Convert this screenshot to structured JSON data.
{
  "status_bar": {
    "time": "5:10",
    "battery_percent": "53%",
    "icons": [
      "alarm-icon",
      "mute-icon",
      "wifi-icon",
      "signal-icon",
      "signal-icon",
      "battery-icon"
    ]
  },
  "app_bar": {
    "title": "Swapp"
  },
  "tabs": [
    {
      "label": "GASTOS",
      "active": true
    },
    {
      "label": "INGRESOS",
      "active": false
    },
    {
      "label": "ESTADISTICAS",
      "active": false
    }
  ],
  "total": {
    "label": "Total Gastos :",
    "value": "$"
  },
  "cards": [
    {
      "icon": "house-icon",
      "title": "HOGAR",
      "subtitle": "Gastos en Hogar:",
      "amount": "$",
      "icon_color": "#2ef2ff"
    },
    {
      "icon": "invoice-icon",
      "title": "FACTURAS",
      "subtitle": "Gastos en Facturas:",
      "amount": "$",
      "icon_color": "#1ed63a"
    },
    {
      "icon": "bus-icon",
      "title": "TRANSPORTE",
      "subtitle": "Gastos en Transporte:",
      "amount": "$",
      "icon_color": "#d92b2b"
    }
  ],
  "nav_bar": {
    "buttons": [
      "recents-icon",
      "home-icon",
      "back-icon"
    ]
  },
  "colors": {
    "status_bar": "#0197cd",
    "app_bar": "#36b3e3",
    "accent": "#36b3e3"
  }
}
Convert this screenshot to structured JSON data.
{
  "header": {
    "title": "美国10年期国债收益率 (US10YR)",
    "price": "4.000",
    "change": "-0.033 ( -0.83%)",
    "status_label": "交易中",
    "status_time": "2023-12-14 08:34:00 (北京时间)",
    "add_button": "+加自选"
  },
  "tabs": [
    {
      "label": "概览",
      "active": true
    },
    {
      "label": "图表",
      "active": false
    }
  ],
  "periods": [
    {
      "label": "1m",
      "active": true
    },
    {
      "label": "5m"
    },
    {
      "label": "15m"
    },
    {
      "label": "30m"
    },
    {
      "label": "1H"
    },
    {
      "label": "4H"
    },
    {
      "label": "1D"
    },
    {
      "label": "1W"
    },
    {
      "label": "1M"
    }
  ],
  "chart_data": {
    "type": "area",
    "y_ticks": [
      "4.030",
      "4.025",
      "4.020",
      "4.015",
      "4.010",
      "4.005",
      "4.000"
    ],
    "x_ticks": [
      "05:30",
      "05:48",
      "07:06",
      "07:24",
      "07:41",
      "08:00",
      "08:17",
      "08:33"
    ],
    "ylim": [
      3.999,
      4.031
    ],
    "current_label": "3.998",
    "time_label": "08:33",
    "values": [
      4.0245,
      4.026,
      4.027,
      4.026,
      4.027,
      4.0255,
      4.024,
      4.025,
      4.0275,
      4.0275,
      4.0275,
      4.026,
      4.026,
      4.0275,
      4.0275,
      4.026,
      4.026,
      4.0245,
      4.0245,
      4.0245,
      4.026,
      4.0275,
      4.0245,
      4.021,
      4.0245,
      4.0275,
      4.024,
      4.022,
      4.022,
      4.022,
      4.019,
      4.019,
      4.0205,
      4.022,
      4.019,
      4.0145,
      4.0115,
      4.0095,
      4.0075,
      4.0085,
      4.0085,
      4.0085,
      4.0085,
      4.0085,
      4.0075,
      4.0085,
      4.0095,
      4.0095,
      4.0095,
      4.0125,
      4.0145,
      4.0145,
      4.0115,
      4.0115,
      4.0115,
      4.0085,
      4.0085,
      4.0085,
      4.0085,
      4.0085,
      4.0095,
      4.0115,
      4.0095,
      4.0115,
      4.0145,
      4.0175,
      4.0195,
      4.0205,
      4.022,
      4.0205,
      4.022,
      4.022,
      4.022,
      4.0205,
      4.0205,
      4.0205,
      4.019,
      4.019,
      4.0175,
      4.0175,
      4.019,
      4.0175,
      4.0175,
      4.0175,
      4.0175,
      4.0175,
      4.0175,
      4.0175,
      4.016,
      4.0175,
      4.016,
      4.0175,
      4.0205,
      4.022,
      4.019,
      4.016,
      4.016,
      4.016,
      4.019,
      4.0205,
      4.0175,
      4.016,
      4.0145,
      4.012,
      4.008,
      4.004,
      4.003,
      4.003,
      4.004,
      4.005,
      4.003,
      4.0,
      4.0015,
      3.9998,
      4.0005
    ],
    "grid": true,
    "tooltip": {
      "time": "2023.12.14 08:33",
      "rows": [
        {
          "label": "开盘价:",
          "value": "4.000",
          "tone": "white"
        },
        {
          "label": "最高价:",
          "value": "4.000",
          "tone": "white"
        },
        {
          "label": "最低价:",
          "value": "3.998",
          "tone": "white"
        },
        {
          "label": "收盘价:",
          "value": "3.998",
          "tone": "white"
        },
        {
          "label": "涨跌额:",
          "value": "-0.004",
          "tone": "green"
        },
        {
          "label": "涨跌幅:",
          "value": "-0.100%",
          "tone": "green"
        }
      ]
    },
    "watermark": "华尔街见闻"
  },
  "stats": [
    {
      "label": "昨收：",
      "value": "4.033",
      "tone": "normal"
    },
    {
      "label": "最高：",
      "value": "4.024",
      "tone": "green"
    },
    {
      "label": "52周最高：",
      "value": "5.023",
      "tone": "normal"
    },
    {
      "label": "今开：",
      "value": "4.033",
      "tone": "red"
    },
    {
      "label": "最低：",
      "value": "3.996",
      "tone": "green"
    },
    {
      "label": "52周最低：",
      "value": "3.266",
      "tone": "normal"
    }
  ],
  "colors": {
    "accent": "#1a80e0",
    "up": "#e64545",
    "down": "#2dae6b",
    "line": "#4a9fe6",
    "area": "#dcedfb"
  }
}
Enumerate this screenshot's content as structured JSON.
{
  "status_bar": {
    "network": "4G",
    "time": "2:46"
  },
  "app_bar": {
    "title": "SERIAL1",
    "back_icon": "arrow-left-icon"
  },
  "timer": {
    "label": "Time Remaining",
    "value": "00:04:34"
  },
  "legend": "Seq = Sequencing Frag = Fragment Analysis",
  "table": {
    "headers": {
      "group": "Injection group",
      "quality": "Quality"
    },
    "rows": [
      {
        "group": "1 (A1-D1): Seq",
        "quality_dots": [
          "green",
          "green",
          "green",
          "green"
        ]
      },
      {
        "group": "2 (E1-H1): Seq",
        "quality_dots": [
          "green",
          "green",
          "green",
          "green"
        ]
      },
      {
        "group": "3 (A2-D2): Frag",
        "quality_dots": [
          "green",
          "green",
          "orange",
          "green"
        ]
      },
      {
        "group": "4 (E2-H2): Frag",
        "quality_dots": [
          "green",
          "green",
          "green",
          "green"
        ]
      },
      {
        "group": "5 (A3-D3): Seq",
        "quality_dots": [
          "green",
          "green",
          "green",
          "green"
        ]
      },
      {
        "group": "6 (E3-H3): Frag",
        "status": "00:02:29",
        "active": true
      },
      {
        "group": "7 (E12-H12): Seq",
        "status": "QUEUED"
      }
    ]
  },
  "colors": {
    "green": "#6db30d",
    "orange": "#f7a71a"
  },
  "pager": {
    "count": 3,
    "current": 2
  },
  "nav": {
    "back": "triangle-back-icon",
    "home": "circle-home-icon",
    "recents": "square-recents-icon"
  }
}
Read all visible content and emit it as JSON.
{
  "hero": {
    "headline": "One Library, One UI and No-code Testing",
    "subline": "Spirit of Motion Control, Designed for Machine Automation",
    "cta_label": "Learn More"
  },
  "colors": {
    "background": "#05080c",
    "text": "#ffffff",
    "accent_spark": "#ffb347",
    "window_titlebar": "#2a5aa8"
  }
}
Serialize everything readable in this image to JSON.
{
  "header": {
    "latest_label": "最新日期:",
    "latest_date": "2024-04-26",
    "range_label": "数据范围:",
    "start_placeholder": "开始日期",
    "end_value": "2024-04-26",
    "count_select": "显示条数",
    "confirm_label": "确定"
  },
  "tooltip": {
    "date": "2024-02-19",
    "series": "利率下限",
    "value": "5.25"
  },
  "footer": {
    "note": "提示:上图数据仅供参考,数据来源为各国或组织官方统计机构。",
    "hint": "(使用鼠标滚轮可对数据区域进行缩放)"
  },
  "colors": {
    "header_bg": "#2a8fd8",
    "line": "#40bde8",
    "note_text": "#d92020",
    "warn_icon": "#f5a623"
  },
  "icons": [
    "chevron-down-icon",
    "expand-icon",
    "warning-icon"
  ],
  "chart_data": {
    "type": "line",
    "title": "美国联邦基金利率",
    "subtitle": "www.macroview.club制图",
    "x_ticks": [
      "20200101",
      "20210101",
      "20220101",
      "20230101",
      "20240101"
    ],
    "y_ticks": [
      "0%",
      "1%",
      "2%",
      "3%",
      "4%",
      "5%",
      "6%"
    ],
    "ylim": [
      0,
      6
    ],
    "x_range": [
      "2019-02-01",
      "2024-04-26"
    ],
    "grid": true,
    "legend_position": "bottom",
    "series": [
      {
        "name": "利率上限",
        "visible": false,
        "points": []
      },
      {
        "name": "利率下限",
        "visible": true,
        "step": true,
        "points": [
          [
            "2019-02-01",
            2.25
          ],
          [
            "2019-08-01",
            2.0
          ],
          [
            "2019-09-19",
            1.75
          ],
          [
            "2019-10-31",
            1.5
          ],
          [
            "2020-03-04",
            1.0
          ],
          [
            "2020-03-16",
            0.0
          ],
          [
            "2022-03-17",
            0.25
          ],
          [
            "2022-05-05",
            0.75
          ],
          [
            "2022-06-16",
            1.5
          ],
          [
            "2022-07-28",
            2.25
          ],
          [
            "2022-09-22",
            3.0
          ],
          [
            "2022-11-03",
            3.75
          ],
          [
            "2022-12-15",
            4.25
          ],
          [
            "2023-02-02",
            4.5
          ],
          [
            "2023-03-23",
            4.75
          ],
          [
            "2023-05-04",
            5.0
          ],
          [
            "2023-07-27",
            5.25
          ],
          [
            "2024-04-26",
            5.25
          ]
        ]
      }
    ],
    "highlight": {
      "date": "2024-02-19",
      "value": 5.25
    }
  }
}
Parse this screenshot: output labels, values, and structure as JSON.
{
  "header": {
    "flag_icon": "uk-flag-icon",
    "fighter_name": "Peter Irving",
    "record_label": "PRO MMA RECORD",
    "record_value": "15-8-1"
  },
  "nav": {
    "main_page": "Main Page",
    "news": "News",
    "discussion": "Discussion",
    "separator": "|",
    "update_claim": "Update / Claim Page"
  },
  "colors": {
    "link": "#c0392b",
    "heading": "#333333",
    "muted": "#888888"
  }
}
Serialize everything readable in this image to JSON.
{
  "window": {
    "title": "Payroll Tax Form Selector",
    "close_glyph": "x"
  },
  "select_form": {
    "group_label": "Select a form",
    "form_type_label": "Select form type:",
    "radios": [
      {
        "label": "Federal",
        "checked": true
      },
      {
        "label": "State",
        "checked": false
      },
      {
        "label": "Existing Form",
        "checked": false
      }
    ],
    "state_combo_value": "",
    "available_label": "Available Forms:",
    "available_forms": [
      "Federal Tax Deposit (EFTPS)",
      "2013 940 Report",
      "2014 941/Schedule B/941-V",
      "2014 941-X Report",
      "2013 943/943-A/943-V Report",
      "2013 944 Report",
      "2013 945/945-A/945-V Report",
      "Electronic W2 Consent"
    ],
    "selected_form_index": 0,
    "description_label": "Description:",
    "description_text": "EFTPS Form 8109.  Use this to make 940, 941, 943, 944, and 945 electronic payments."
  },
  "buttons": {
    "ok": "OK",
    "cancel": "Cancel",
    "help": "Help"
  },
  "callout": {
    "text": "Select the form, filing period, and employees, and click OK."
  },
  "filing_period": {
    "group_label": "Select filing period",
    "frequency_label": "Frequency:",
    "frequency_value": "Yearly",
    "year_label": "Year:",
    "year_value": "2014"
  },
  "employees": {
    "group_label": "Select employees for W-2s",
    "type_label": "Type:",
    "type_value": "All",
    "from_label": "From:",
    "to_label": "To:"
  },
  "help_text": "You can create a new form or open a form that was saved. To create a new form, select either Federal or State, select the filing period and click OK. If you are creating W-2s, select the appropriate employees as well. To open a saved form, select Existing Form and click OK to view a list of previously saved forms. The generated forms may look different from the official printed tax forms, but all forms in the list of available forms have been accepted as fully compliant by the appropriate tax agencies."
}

######

=== Exercise ===
Gather all lines where the word "EFTPS" appears.

=== Exercise output ===
      "Federal Tax Deposit (EFTPS)",
    "description_text": "EFTPS Form 8109.  Use this to make 940, 941, 943, 944, and 945 electronic payments."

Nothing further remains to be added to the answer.